• _What is needed_
Find the string "confirmed" in the entries and copy each line that has it.
[START Records for this task]
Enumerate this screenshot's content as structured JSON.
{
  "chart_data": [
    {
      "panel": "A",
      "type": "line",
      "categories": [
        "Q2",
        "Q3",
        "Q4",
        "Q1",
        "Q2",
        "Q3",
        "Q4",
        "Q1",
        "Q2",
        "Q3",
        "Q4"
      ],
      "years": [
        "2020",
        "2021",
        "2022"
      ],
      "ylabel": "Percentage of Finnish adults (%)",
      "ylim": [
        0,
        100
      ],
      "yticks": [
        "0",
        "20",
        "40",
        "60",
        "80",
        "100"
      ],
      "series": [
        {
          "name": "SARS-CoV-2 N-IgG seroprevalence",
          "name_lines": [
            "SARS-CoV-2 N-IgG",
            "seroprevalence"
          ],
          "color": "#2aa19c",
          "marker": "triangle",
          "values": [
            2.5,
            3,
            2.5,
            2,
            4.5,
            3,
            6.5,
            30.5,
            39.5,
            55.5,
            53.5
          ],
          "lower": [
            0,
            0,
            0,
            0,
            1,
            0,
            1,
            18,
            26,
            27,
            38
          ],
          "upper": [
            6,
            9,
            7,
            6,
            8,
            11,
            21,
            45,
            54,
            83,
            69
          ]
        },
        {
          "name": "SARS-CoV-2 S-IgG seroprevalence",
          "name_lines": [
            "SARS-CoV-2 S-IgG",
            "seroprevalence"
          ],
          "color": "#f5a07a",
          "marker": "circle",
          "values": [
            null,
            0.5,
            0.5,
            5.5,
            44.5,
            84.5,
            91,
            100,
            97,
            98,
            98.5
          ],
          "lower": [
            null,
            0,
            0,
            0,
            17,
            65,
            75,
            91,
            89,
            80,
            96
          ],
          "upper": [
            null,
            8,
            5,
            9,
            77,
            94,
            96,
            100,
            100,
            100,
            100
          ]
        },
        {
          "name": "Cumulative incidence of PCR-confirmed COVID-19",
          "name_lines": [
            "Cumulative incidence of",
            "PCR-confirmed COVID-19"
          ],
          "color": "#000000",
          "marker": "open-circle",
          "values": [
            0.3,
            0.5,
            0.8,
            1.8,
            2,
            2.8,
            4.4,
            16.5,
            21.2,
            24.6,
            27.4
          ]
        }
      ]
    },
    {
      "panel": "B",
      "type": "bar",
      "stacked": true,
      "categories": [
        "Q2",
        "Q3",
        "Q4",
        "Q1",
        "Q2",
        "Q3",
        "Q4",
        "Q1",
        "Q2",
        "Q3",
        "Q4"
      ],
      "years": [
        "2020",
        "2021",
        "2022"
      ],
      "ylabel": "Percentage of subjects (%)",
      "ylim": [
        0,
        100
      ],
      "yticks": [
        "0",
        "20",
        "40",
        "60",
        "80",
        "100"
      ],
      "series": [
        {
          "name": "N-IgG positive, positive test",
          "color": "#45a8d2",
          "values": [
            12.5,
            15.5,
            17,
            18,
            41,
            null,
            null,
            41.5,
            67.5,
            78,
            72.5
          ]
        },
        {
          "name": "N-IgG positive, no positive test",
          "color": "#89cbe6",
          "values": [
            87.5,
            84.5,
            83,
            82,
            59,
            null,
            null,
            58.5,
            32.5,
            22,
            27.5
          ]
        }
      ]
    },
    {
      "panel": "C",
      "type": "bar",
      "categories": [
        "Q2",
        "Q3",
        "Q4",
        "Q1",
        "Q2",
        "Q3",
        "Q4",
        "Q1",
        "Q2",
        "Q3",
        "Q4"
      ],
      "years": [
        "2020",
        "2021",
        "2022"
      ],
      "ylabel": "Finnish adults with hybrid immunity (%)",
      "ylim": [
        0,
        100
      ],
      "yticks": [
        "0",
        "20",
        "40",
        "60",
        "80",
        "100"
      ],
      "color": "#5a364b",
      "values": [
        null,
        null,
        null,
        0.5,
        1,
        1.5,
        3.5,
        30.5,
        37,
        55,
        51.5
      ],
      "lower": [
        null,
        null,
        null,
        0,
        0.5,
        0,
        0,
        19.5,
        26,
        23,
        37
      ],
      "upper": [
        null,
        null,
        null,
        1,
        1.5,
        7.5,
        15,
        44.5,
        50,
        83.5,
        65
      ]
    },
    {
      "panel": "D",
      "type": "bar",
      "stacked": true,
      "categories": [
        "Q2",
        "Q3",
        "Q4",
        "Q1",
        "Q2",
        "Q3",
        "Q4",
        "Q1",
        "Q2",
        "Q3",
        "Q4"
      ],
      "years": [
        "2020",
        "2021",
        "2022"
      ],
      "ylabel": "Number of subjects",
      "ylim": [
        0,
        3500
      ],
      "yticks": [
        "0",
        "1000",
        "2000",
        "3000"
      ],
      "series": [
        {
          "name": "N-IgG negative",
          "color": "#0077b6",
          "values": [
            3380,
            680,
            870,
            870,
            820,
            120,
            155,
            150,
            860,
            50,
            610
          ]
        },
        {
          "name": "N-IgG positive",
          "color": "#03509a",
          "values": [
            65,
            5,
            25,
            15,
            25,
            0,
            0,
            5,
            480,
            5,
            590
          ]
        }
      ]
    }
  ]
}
[END Records for this task]
• _Exercise answer_
          "name": "Cumulative incidence of PCR-confirmed COVID-19",
            "PCR-confirmed COVID-19"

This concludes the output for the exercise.